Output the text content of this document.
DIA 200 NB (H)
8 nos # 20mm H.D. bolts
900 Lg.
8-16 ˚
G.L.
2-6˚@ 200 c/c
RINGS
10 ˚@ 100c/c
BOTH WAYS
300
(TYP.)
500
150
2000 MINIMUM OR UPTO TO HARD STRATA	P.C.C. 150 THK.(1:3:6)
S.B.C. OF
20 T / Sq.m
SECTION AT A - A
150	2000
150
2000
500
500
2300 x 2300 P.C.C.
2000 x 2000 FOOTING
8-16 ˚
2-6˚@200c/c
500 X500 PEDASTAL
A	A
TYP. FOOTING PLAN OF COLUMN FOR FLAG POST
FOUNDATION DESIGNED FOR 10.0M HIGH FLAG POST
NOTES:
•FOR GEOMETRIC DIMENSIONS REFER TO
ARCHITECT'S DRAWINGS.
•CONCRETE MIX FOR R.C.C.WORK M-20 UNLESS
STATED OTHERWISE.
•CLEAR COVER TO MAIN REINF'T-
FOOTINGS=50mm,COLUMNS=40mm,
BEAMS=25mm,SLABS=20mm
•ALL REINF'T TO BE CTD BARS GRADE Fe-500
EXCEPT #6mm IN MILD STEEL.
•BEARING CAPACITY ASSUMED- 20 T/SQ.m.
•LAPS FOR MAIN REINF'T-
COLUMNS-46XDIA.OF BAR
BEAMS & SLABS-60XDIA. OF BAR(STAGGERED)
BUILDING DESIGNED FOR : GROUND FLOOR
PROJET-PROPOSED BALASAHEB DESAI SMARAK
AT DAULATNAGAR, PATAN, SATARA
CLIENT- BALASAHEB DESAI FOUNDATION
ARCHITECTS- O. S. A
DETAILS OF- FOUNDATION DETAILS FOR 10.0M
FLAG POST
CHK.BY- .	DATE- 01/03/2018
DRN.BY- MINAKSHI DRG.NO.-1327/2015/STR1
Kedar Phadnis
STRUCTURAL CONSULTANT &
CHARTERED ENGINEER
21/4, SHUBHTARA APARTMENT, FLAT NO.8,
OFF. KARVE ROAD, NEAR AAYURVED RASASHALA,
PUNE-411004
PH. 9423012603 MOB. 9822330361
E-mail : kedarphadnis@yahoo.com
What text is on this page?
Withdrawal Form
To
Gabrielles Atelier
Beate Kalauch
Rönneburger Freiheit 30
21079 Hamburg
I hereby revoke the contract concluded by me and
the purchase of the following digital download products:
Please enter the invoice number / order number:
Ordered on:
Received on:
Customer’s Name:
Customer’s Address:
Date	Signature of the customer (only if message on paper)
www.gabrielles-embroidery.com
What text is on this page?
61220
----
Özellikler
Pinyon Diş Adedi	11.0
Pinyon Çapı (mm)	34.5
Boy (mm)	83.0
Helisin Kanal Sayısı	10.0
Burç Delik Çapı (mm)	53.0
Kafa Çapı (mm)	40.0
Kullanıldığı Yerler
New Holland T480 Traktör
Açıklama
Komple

• Short problem
Without omitting anything, output the entries exactly.

• The solution
Output the text content of this document.
DIA 200 NB (H)
8 nos # 20mm H.D. bolts
900 Lg.
8-16 ˚
G.L.
2-6˚@ 200 c/c
RINGS
10 ˚@ 100c/c
BOTH WAYS
300
(TYP.)
500
150
2000 MINIMUM OR UPTO TO HARD STRATA	P.C.C. 150 THK.(1:3:6)
S.B.C. OF
20 T / Sq.m
SECTION AT A - A
150	2000
150
2000
500
500
2300 x 2300 P.C.C.
2000 x 2000 FOOTING
8-16 ˚
2-6˚@200c/c
500 X500 PEDASTAL
A	A
TYP. FOOTING PLAN OF COLUMN FOR FLAG POST
FOUNDATION DESIGNED FOR 10.0M HIGH FLAG POST
NOTES:
•FOR GEOMETRIC DIMENSIONS REFER TO
ARCHITECT'S DRAWINGS.
•CONCRETE MIX FOR R.C.C.WORK M-20 UNLESS
STATED OTHERWISE.
•CLEAR COVER TO MAIN REINF'T-
FOOTINGS=50mm,COLUMNS=40mm,
BEAMS=25mm,SLABS=20mm
•ALL REINF'T TO BE CTD BARS GRADE Fe-500
EXCEPT #6mm IN MILD STEEL.
•BEARING CAPACITY ASSUMED- 20 T/SQ.m.
•LAPS FOR MAIN REINF'T-
COLUMNS-46XDIA.OF BAR
BEAMS & SLABS-60XDIA. OF BAR(STAGGERED)
BUILDING DESIGNED FOR : GROUND FLOOR
PROJET-PROPOSED BALASAHEB DESAI SMARAK
AT DAULATNAGAR, PATAN, SATARA
CLIENT- BALASAHEB DESAI FOUNDATION
ARCHITECTS- O. S. A
DETAILS OF- FOUNDATION DETAILS FOR 10.0M
FLAG POST
CHK.BY- .	DATE- 01/03/2018
DRN.BY- MINAKSHI DRG.NO.-1327/2015/STR1
Kedar Phadnis
STRUCTURAL CONSULTANT &
CHARTERED ENGINEER
21/4, SHUBHTARA APARTMENT, FLAT NO.8,
OFF. KARVE ROAD, NEAR AAYURVED RASASHALA,
PUNE-411004
PH. 9423012603 MOB. 9822330361
E-mail : kedarphadnis@yahoo.com
What text is on this page?
Withdrawal Form
To
Gabrielles Atelier
Beate Kalauch
Rönneburger Freiheit 30
21079 Hamburg
I hereby revoke the contract concluded by me and
the purchase of the following digital download products:
Please enter the invoice number / order number:
Ordered on:
Received on:
Customer’s Name:
Customer’s Address:
Date	Signature of the customer (only if message on paper)
www.gabrielles-embroidery.com
What text is on this page?
61220
----
Özellikler
Pinyon Diş Adedi	11.0
Pinyon Çapı (mm)	34.5
Boy (mm)	83.0
Helisin Kanal Sayısı	10.0
Burç Delik Çapı (mm)	53.0
Kafa Çapı (mm)	40.0
Kullanıldığı Yerler
New Holland T480 Traktör
Açıklama
Komple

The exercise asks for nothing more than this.